What you need to do
Set every record down verbatim and omit the pictures.

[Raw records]
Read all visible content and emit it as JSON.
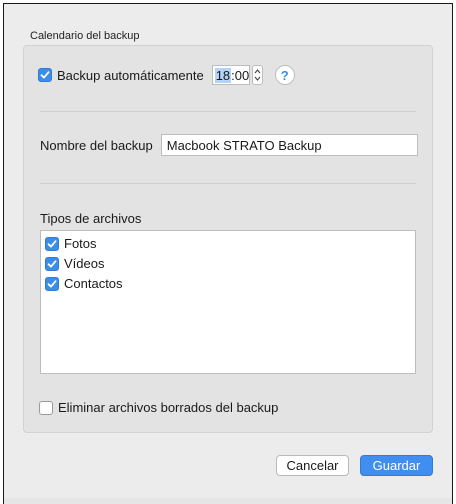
{
  "schedule": {
    "section_title": "Calendario del backup",
    "auto_backup_label": "Backup automáticamente",
    "auto_backup_checked": true,
    "time_hour": "18",
    "time_separator": ":",
    "time_minute": "00",
    "help_label": "?"
  },
  "backup_name": {
    "label": "Nombre del backup",
    "value": "Macbook STRATO Backup"
  },
  "file_types": {
    "label": "Tipos de archivos",
    "items": [
      {
        "label": "Fotos",
        "checked": true
      },
      {
        "label": "Vídeos",
        "checked": true
      },
      {
        "label": "Contactos",
        "checked": true
      }
    ]
  },
  "delete_removed": {
    "label": "Eliminar archivos borrados del backup",
    "checked": false
  },
  "buttons": {
    "cancel_label": "Cancelar",
    "save_label": "Guardar"
  },
  "colors": {
    "accent": "#3f8ef0",
    "window_background": "#ececec",
    "group_background": "#e3e3e3"
  },
  "icons": [
    "checkmark-icon",
    "stepper-icon",
    "help-icon"
  ]
}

Result for this task
Read all visible content and emit it as JSON.
{
  "schedule": {
    "section_title": "Calendario del backup",
    "auto_backup_label": "Backup automáticamente",
    "auto_backup_checked": true,
    "time_hour": "18",
    "time_separator": ":",
    "time_minute": "00",
    "help_label": "?"
  },
  "backup_name": {
    "label": "Nombre del backup",
    "value": "Macbook STRATO Backup"
  },
  "file_types": {
    "label": "Tipos de archivos",
    "items": [
      {
        "label": "Fotos",
        "checked": true
      },
      {
        "label": "Vídeos",
        "checked": true
      },
      {
        "label": "Contactos",
        "checked": true
      }
    ]
  },
  "delete_removed": {
    "label": "Eliminar archivos borrados del backup",
    "checked": false
  },
  "buttons": {
    "cancel_label": "Cancelar",
    "save_label": "Guardar"
  },
  "colors": {
    "accent": "#3f8ef0",
    "window_background": "#ececec",
    "group_background": "#e3e3e3"
  },
  "icons": [
    "checkmark-icon",
    "stepper-icon",
    "help-icon"
  ]
}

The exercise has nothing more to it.